___ RECORDS SUPPLIED
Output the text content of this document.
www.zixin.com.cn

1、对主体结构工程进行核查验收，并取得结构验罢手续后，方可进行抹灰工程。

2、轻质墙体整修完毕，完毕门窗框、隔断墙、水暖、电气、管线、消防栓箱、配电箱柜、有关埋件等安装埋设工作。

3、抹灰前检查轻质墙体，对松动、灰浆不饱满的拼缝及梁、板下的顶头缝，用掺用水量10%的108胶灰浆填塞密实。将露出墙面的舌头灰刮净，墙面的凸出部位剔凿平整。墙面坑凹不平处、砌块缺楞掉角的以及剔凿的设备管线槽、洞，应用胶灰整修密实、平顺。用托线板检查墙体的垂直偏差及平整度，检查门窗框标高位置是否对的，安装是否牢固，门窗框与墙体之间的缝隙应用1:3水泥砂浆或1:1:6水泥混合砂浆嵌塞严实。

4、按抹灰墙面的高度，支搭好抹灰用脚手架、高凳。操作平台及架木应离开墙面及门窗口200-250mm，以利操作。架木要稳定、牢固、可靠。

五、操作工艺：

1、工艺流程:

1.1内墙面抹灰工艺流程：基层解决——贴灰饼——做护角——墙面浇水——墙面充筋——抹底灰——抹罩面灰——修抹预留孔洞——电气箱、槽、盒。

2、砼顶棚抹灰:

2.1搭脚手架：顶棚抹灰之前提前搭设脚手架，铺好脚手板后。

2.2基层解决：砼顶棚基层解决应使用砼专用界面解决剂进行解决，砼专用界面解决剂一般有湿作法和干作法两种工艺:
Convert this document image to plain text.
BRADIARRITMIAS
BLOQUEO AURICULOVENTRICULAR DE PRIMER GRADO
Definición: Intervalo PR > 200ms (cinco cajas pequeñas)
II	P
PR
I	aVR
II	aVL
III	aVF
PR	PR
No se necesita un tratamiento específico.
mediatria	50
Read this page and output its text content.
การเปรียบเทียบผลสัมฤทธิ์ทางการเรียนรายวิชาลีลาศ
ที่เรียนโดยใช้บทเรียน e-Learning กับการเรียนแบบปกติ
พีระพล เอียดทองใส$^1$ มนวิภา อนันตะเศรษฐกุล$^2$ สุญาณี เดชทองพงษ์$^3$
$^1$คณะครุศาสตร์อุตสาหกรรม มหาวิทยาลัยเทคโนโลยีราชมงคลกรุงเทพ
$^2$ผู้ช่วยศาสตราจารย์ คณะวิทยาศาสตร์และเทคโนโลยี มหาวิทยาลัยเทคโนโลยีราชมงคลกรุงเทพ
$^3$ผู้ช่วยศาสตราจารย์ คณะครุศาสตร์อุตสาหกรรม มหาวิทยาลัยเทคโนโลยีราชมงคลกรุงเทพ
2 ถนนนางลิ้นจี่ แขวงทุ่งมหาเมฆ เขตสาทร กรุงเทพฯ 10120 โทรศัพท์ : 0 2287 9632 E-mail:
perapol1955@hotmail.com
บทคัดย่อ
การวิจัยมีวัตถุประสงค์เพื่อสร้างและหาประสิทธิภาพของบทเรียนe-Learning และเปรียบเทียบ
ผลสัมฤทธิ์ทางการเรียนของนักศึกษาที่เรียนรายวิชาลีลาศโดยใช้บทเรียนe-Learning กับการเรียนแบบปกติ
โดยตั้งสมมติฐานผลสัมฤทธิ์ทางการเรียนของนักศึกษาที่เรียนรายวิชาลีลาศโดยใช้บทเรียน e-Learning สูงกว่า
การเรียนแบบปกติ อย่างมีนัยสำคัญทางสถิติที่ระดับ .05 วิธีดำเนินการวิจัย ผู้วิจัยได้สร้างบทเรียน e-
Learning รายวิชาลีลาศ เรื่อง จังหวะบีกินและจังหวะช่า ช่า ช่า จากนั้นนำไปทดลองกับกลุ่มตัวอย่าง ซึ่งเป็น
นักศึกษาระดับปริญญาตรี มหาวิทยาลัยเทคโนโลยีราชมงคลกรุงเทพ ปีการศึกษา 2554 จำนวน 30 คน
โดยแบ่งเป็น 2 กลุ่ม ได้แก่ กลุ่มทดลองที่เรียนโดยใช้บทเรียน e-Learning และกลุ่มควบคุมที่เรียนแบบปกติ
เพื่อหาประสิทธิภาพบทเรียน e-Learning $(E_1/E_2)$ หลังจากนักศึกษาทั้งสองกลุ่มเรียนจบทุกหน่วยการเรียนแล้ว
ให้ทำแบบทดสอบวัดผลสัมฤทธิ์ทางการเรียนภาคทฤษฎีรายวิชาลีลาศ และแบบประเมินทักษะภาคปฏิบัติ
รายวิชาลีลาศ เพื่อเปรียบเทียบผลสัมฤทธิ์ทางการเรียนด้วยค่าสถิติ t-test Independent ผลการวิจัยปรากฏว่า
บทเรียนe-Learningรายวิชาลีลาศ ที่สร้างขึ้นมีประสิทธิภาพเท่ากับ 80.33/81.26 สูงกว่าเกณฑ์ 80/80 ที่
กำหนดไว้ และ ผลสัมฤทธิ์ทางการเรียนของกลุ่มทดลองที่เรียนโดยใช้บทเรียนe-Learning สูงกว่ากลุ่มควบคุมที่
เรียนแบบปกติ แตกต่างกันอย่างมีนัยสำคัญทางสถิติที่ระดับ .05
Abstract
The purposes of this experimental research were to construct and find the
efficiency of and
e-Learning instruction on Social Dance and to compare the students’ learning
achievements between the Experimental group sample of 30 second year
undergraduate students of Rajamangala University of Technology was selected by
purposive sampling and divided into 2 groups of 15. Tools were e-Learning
______
▶ [WRITTEN INSTRUCTION]: Transcribe the full listing above without leaving anything out.

▶ [RESPONSE TO THE TASK]:
Output the text content of this document.
www.zixin.com.cn

1、对主体结构工程进行核查验收，并取得结构验罢手续后，方可进行抹灰工程。

2、轻质墙体整修完毕，完毕门窗框、隔断墙、水暖、电气、管线、消防栓箱、配电箱柜、有关埋件等安装埋设工作。

3、抹灰前检查轻质墙体，对松动、灰浆不饱满的拼缝及梁、板下的顶头缝，用掺用水量10%的108胶灰浆填塞密实。将露出墙面的舌头灰刮净，墙面的凸出部位剔凿平整。墙面坑凹不平处、砌块缺楞掉角的以及剔凿的设备管线槽、洞，应用胶灰整修密实、平顺。用托线板检查墙体的垂直偏差及平整度，检查门窗框标高位置是否对的，安装是否牢固，门窗框与墙体之间的缝隙应用1:3水泥砂浆或1:1:6水泥混合砂浆嵌塞严实。

4、按抹灰墙面的高度，支搭好抹灰用脚手架、高凳。操作平台及架木应离开墙面及门窗口200-250mm，以利操作。架木要稳定、牢固、可靠。

五、操作工艺：

1、工艺流程:

1.1内墙面抹灰工艺流程：基层解决——贴灰饼——做护角——墙面浇水——墙面充筋——抹底灰——抹罩面灰——修抹预留孔洞——电气箱、槽、盒。

2、砼顶棚抹灰:

2.1搭脚手架：顶棚抹灰之前提前搭设脚手架，铺好脚手板后。

2.2基层解决：砼顶棚基层解决应使用砼专用界面解决剂进行解决，砼专用界面解决剂一般有湿作法和干作法两种工艺:
Convert this document image to plain text.
BRADIARRITMIAS
BLOQUEO AURICULOVENTRICULAR DE PRIMER GRADO
Definición: Intervalo PR > 200ms (cinco cajas pequeñas)
II	P
PR
I	aVR
II	aVL
III	aVF
PR	PR
No se necesita un tratamiento específico.
mediatria	50
Read this page and output its text content.
การเปรียบเทียบผลสัมฤทธิ์ทางการเรียนรายวิชาลีลาศ
ที่เรียนโดยใช้บทเรียน e-Learning กับการเรียนแบบปกติ
พีระพล เอียดทองใส$^1$ มนวิภา อนันตะเศรษฐกุล$^2$ สุญาณี เดชทองพงษ์$^3$
$^1$คณะครุศาสตร์อุตสาหกรรม มหาวิทยาลัยเทคโนโลยีราชมงคลกรุงเทพ
$^2$ผู้ช่วยศาสตราจารย์ คณะวิทยาศาสตร์และเทคโนโลยี มหาวิทยาลัยเทคโนโลยีราชมงคลกรุงเทพ
$^3$ผู้ช่วยศาสตราจารย์ คณะครุศาสตร์อุตสาหกรรม มหาวิทยาลัยเทคโนโลยีราชมงคลกรุงเทพ
2 ถนนนางลิ้นจี่ แขวงทุ่งมหาเมฆ เขตสาทร กรุงเทพฯ 10120 โทรศัพท์ : 0 2287 9632 E-mail:
perapol1955@hotmail.com
บทคัดย่อ
การวิจัยมีวัตถุประสงค์เพื่อสร้างและหาประสิทธิภาพของบทเรียนe-Learning และเปรียบเทียบ
ผลสัมฤทธิ์ทางการเรียนของนักศึกษาที่เรียนรายวิชาลีลาศโดยใช้บทเรียนe-Learning กับการเรียนแบบปกติ
โดยตั้งสมมติฐานผลสัมฤทธิ์ทางการเรียนของนักศึกษาที่เรียนรายวิชาลีลาศโดยใช้บทเรียน e-Learning สูงกว่า
การเรียนแบบปกติ อย่างมีนัยสำคัญทางสถิติที่ระดับ .05 วิธีดำเนินการวิจัย ผู้วิจัยได้สร้างบทเรียน e-
Learning รายวิชาลีลาศ เรื่อง จังหวะบีกินและจังหวะช่า ช่า ช่า จากนั้นนำไปทดลองกับกลุ่มตัวอย่าง ซึ่งเป็น
นักศึกษาระดับปริญญาตรี มหาวิทยาลัยเทคโนโลยีราชมงคลกรุงเทพ ปีการศึกษา 2554 จำนวน 30 คน
โดยแบ่งเป็น 2 กลุ่ม ได้แก่ กลุ่มทดลองที่เรียนโดยใช้บทเรียน e-Learning และกลุ่มควบคุมที่เรียนแบบปกติ
เพื่อหาประสิทธิภาพบทเรียน e-Learning $(E_1/E_2)$ หลังจากนักศึกษาทั้งสองกลุ่มเรียนจบทุกหน่วยการเรียนแล้ว
ให้ทำแบบทดสอบวัดผลสัมฤทธิ์ทางการเรียนภาคทฤษฎีรายวิชาลีลาศ และแบบประเมินทักษะภาคปฏิบัติ
รายวิชาลีลาศ เพื่อเปรียบเทียบผลสัมฤทธิ์ทางการเรียนด้วยค่าสถิติ t-test Independent ผลการวิจัยปรากฏว่า
บทเรียนe-Learningรายวิชาลีลาศ ที่สร้างขึ้นมีประสิทธิภาพเท่ากับ 80.33/81.26 สูงกว่าเกณฑ์ 80/80 ที่
กำหนดไว้ และ ผลสัมฤทธิ์ทางการเรียนของกลุ่มทดลองที่เรียนโดยใช้บทเรียนe-Learning สูงกว่ากลุ่มควบคุมที่
เรียนแบบปกติ แตกต่างกันอย่างมีนัยสำคัญทางสถิติที่ระดับ .05
Abstract
The purposes of this experimental research were to construct and find the
efficiency of and
e-Learning instruction on Social Dance and to compare the students’ learning
achievements between the Experimental group sample of 30 second year
undergraduate students of Rajamangala University of Technology was selected by
purposive sampling and divided into 2 groups of 15. Tools were e-Learning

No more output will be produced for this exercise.